▸ What is expected: Locate every line that holds the string "document" and copy it.

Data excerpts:
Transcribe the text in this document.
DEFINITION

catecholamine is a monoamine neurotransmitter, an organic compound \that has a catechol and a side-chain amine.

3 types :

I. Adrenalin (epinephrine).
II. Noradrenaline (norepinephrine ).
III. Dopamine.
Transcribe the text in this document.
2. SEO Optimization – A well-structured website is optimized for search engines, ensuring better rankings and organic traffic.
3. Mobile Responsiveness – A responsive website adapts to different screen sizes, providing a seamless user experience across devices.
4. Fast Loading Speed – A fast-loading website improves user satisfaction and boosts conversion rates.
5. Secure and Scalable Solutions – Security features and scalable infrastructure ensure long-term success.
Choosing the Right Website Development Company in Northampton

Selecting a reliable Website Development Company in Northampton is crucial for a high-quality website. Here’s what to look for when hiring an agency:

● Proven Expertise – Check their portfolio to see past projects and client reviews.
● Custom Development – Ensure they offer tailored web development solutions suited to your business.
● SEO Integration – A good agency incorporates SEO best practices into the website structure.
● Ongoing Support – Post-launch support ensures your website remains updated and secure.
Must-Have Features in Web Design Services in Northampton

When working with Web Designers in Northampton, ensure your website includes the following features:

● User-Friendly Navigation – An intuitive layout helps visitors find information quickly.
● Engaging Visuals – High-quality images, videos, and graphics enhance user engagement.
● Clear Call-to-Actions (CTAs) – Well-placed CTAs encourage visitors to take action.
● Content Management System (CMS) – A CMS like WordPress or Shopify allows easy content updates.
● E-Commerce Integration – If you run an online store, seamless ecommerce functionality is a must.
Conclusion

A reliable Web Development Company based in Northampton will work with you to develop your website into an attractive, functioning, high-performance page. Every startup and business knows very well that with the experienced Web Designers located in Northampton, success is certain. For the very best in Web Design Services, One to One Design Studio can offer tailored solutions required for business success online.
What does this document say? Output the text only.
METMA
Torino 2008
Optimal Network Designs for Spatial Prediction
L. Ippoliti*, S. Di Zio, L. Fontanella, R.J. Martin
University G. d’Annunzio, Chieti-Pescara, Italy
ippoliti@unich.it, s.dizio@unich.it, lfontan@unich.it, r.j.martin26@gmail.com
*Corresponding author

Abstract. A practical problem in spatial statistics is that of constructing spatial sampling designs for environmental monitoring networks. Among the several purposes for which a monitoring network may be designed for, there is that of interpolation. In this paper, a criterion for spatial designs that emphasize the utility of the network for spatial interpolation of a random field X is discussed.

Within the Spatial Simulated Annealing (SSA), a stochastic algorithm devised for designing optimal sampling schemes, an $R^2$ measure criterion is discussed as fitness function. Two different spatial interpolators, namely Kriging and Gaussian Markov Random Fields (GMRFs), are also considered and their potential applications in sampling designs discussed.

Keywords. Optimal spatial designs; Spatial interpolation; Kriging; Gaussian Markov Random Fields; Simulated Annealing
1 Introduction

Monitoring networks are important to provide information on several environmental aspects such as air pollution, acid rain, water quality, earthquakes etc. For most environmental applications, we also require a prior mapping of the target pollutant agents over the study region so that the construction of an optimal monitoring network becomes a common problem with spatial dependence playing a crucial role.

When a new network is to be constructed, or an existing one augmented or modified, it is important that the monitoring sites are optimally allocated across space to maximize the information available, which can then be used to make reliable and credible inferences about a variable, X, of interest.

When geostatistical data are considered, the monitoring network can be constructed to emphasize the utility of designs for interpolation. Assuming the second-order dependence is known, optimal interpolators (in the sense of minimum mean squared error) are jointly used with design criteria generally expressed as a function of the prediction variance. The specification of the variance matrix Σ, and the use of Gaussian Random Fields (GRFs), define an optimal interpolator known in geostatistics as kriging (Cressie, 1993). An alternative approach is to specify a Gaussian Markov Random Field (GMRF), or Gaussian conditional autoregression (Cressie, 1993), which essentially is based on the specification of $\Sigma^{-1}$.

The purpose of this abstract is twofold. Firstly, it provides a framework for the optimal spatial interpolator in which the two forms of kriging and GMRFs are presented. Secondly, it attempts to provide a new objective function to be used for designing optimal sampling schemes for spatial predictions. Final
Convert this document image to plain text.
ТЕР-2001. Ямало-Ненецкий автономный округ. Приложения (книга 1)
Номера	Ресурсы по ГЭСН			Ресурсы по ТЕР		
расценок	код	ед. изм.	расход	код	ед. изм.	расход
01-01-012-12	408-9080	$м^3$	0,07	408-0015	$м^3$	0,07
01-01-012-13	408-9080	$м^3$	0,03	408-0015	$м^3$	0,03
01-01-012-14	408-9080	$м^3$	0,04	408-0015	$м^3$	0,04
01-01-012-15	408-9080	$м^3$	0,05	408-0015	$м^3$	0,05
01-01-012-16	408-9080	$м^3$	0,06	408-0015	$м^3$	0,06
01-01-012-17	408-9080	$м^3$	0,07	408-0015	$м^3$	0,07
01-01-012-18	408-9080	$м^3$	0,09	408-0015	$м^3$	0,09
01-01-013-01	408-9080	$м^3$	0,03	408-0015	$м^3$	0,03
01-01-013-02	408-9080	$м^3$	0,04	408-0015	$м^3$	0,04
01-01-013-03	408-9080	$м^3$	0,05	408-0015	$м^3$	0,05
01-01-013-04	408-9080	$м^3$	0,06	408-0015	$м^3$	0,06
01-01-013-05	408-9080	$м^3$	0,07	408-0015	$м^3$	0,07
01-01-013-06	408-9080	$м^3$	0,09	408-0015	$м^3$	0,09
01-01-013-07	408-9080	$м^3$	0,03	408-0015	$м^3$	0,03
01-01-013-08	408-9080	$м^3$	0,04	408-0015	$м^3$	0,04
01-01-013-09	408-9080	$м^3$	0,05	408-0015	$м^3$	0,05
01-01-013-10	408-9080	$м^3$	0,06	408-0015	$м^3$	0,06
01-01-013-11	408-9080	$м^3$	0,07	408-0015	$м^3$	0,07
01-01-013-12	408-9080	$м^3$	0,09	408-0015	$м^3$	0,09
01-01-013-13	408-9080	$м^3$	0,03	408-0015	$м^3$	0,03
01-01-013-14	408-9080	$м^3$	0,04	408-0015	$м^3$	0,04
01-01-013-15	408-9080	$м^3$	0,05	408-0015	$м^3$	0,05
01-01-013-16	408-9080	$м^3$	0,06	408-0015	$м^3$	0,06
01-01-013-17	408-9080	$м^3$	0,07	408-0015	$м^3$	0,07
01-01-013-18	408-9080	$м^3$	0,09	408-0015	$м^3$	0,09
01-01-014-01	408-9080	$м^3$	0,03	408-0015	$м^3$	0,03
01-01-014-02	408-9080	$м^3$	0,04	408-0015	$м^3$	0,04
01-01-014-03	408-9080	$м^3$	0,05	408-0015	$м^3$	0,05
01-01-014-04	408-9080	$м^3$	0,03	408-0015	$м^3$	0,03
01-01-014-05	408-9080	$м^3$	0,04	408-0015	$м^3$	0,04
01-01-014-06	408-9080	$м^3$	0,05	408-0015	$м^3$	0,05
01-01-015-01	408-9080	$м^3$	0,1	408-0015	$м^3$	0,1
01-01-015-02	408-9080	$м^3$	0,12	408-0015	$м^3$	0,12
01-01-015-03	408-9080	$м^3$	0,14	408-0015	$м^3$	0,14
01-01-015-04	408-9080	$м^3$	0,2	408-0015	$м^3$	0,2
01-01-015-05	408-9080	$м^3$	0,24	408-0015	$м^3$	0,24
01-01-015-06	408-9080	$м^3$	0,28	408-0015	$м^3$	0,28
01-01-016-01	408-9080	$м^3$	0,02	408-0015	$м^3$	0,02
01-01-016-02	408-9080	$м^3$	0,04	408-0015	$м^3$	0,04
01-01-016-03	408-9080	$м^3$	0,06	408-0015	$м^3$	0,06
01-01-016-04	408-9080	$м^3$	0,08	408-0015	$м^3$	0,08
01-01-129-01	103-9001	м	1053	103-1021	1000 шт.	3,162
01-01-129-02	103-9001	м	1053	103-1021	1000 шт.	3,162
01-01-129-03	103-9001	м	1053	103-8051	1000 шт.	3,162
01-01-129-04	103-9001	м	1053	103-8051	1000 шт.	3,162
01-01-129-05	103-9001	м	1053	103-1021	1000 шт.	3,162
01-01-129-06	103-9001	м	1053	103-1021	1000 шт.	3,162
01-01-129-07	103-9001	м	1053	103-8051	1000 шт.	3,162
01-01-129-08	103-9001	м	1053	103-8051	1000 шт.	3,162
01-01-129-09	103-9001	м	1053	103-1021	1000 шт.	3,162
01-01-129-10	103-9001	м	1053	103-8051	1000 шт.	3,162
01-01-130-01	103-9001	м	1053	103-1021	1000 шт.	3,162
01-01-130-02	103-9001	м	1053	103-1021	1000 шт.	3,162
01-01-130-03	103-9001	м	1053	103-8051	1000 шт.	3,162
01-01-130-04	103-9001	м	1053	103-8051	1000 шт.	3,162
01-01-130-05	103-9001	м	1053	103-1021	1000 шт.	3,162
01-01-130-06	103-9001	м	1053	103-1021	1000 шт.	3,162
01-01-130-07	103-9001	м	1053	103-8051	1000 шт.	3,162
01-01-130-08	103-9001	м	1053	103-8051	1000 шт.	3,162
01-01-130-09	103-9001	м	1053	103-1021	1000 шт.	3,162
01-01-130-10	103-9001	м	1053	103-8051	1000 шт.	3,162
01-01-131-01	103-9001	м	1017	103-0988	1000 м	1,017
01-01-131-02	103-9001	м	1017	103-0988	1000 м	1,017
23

▸ Task answer:
Transcribe the text in this document.
Transcribe the text in this document.
What does this document say? Output the text only.
Convert this document image to plain text.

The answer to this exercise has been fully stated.